- To be done:
Please copy all the lines that follow, word for word.

··· Material for the task

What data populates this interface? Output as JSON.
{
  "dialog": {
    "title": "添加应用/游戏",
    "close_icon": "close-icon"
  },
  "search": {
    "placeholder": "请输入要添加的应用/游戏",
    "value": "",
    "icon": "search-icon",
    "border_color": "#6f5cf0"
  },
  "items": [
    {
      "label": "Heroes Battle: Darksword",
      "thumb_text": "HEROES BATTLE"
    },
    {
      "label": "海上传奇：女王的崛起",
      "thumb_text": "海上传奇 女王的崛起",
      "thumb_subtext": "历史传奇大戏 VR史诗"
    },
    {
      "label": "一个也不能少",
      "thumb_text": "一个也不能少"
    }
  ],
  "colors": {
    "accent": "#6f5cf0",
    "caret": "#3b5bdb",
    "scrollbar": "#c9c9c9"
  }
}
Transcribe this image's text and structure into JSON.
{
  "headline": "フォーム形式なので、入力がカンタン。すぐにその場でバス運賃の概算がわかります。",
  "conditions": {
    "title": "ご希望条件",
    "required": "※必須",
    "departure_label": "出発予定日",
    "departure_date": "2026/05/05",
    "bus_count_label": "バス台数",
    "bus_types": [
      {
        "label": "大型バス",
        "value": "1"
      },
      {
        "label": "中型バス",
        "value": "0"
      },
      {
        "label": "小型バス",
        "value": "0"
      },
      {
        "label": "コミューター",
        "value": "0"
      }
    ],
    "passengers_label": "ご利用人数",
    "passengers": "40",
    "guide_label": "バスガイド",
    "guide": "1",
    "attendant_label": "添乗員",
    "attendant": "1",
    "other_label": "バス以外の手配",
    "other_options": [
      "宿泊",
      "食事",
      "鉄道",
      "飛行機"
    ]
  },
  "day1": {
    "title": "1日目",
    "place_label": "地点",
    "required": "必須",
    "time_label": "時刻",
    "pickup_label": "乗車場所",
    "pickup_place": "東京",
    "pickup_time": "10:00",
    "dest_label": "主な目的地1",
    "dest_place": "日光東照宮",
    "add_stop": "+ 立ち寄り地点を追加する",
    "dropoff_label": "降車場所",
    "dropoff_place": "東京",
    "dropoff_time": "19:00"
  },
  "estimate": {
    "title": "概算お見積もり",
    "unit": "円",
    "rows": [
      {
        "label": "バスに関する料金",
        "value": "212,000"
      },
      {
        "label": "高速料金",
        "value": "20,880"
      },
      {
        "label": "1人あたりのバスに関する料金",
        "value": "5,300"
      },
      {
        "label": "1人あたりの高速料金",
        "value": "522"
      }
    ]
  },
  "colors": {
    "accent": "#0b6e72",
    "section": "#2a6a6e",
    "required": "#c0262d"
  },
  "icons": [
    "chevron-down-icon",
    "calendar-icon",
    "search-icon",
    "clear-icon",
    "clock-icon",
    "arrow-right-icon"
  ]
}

······

- Exercise solution:
What data populates this interface? Output as JSON.
{
  "dialog": {
    "title": "添加应用/游戏",
    "close_icon": "close-icon"
  },
  "search": {
    "placeholder": "请输入要添加的应用/游戏",
    "value": "",
    "icon": "search-icon",
    "border_color": "#6f5cf0"
  },
  "items": [
    {
      "label": "Heroes Battle: Darksword",
      "thumb_text": "HEROES BATTLE"
    },
    {
      "label": "海上传奇：女王的崛起",
      "thumb_text": "海上传奇 女王的崛起",
      "thumb_subtext": "历史传奇大戏 VR史诗"
    },
    {
      "label": "一个也不能少",
      "thumb_text": "一个也不能少"
    }
  ],
  "colors": {
    "accent": "#6f5cf0",
    "caret": "#3b5bdb",
    "scrollbar": "#c9c9c9"
  }
}
Transcribe this image's text and structure into JSON.
{
  "headline": "フォーム形式なので、入力がカンタン。すぐにその場でバス運賃の概算がわかります。",
  "conditions": {
    "title": "ご希望条件",
    "required": "※必須",
    "departure_label": "出発予定日",
    "departure_date": "2026/05/05",
    "bus_count_label": "バス台数",
    "bus_types": [
      {
        "label": "大型バス",
        "value": "1"
      },
      {
        "label": "中型バス",
        "value": "0"
      },
      {
        "label": "小型バス",
        "value": "0"
      },
      {
        "label": "コミューター",
        "value": "0"
      }
    ],
    "passengers_label": "ご利用人数",
    "passengers": "40",
    "guide_label": "バスガイド",
    "guide": "1",
    "attendant_label": "添乗員",
    "attendant": "1",
    "other_label": "バス以外の手配",
    "other_options": [
      "宿泊",
      "食事",
      "鉄道",
      "飛行機"
    ]
  },
  "day1": {
    "title": "1日目",
    "place_label": "地点",
    "required": "必須",
    "time_label": "時刻",
    "pickup_label": "乗車場所",
    "pickup_place": "東京",
    "pickup_time": "10:00",
    "dest_label": "主な目的地1",
    "dest_place": "日光東照宮",
    "add_stop": "+ 立ち寄り地点を追加する",
    "dropoff_label": "降車場所",
    "dropoff_place": "東京",
    "dropoff_time": "19:00"
  },
  "estimate": {
    "title": "概算お見積もり",
    "unit": "円",
    "rows": [
      {
        "label": "バスに関する料金",
        "value": "212,000"
      },
      {
        "label": "高速料金",
        "value": "20,880"
      },
      {
        "label": "1人あたりのバスに関する料金",
        "value": "5,300"
      },
      {
        "label": "1人あたりの高速料金",
        "value": "522"
      }
    ]
  },
  "colors": {
    "accent": "#0b6e72",
    "section": "#2a6a6e",
    "required": "#c0262d"
  },
  "icons": [
    "chevron-down-icon",
    "calendar-icon",
    "search-icon",
    "clear-icon",
    "clock-icon",
    "arrow-right-icon"
  ]
}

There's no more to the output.